((

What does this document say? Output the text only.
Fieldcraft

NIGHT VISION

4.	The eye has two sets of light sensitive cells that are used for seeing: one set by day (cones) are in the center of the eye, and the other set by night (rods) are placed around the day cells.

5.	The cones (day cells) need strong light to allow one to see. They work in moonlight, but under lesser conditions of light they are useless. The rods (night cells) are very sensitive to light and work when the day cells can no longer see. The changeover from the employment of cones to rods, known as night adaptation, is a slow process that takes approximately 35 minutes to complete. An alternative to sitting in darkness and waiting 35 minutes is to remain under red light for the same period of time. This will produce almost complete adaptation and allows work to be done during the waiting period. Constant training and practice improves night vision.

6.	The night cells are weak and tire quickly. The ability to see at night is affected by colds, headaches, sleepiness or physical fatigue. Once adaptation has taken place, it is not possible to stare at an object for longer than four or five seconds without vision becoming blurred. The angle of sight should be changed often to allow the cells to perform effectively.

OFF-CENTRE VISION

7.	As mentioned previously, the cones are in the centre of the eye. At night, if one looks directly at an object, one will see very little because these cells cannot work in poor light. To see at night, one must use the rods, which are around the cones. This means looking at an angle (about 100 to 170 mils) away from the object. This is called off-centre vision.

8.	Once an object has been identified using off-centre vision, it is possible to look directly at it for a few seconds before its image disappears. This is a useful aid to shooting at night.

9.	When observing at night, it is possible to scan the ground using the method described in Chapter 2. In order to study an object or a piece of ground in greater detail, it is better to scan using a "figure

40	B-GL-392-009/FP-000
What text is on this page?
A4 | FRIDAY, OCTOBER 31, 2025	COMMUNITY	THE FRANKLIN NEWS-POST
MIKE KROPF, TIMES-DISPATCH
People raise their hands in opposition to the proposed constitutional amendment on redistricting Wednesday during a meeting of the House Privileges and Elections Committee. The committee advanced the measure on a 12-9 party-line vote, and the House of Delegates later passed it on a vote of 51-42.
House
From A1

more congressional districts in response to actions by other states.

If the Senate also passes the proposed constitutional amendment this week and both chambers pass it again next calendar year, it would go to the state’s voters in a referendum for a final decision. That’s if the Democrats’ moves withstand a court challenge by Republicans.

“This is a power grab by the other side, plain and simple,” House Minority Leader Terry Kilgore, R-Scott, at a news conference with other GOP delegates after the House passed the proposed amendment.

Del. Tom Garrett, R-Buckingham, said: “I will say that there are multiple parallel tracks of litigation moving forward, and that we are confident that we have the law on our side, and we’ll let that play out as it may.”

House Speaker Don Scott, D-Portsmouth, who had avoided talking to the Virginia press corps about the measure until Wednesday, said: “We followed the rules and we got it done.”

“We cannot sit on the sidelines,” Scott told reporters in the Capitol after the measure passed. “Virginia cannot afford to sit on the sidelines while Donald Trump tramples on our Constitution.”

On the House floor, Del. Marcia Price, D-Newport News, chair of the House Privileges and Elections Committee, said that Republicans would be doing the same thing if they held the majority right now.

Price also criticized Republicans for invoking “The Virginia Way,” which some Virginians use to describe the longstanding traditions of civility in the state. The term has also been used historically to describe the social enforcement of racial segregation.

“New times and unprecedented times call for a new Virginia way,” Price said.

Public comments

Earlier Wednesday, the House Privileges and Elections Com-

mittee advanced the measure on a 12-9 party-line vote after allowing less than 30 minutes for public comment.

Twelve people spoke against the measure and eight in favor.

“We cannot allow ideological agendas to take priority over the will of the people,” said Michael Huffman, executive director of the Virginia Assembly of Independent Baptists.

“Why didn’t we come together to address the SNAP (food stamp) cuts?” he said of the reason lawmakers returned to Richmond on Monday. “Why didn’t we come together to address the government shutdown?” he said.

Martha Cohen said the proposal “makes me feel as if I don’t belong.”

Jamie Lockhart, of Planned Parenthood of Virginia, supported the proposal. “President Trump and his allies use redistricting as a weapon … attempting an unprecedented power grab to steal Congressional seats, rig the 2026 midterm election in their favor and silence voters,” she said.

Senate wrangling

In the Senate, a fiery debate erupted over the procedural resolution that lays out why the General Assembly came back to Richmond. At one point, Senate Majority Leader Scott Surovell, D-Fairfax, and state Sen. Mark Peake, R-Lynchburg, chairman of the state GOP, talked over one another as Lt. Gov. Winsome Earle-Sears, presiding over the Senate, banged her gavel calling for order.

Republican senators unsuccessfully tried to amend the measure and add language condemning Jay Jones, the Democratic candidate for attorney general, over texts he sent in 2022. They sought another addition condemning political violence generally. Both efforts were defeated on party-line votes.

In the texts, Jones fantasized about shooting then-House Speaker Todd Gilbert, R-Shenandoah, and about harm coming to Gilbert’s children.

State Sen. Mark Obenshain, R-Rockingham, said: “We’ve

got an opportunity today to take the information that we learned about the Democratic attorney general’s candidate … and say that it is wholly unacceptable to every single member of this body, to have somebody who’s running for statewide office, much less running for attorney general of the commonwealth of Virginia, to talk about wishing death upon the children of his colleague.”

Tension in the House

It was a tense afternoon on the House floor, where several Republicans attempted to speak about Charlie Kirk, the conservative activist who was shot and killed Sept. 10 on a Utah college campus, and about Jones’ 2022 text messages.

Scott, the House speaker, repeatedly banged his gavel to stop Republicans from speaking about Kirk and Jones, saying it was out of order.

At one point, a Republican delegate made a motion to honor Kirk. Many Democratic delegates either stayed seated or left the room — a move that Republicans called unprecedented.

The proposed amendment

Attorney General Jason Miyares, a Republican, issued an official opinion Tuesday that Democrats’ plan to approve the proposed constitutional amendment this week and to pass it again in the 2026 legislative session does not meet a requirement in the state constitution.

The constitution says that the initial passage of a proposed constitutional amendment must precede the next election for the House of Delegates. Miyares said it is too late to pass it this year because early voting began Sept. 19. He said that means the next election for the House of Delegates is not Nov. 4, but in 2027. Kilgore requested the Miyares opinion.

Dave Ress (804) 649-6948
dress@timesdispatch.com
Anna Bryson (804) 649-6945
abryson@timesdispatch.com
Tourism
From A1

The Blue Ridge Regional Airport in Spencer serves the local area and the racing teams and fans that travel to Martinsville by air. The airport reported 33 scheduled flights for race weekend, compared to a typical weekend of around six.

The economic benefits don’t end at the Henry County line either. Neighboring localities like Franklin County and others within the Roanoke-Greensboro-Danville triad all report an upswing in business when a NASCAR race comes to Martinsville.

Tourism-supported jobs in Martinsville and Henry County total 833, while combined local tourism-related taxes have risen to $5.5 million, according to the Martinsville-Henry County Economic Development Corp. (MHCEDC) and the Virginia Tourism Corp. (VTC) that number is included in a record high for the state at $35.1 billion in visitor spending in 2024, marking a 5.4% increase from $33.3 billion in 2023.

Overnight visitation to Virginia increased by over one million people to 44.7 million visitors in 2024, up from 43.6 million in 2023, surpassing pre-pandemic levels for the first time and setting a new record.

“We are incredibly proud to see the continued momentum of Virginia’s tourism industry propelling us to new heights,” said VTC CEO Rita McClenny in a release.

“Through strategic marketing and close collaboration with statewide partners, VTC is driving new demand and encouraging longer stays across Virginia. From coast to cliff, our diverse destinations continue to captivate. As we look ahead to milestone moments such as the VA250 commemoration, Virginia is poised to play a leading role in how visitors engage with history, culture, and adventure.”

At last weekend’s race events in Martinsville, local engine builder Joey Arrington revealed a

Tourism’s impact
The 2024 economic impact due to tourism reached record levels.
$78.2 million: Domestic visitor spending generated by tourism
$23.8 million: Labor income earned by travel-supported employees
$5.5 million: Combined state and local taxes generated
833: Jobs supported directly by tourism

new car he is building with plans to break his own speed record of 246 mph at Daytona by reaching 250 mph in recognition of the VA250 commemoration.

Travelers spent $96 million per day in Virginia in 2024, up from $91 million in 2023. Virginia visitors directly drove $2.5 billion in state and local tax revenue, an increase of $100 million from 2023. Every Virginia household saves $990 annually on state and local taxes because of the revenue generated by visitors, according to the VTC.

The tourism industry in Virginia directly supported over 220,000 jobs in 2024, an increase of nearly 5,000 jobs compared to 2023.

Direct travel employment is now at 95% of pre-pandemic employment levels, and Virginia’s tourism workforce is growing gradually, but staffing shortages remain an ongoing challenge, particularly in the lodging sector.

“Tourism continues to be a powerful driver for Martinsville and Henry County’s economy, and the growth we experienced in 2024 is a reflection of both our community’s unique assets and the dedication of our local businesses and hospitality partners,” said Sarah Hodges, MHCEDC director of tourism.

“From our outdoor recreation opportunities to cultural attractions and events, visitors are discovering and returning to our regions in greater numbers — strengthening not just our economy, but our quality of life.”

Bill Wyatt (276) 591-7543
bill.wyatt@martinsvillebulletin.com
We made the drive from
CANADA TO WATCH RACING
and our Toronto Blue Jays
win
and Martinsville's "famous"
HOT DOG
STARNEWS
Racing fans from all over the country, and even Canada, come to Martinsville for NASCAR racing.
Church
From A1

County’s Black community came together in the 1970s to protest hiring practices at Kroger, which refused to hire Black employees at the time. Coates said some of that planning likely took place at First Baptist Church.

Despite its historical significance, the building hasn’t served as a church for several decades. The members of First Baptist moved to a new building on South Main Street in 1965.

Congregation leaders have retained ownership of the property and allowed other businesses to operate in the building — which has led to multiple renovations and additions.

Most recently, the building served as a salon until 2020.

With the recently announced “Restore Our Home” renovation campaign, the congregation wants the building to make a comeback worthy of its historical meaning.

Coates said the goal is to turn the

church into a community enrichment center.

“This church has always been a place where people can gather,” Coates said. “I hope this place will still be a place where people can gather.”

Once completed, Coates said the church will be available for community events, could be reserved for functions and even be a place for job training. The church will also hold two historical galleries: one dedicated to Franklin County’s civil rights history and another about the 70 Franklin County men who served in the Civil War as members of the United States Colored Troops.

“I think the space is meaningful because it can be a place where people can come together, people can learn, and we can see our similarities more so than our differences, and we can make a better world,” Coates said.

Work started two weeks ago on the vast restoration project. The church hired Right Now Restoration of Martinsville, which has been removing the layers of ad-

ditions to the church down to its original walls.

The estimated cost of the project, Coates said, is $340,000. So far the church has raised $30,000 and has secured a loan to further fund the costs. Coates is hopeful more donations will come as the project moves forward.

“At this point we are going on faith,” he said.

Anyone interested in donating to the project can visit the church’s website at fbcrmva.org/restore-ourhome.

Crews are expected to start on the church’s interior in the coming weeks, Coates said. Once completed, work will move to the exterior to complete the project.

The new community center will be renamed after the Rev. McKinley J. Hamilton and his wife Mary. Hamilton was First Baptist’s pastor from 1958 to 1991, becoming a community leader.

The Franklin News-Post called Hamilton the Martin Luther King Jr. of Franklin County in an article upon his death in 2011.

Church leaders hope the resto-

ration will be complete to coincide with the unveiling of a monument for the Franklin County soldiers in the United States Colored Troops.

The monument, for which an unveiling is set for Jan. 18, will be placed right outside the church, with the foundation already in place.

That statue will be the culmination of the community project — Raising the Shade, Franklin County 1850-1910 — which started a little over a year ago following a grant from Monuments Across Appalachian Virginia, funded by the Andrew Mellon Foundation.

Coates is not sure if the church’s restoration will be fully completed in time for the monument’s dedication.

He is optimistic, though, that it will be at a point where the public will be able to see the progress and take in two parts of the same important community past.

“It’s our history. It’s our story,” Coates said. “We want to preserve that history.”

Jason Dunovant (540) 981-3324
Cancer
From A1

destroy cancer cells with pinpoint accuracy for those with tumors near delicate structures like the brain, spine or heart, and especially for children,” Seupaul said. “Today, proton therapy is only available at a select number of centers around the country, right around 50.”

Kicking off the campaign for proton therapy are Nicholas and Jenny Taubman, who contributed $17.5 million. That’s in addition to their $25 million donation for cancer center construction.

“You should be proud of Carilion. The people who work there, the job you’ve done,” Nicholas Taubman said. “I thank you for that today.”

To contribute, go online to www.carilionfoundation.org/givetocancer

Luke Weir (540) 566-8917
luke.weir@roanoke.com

))

> [What you will do]: Go line by line through the data and copy any that contain "came".

> [The completed task]:
In the Senate, a fiery debate erupted over the procedural resolution that lays out why the General Assembly came back to Richmond. At one point, Senate Majority Leader Scott Surovell, D-Fairfax, and state Sen. Mark Peake, R-Lynchburg, chairman of the state GOP, talked over one another as Lt. Gov. Winsome Earle-Sears, presiding over the Senate, banged her gavel calling for order.
County’s Black community came together in the 1970s to protest hiring practices at Kroger, which refused to hire Black employees at the time. Coates said some of that planning likely took place at First Baptist Church.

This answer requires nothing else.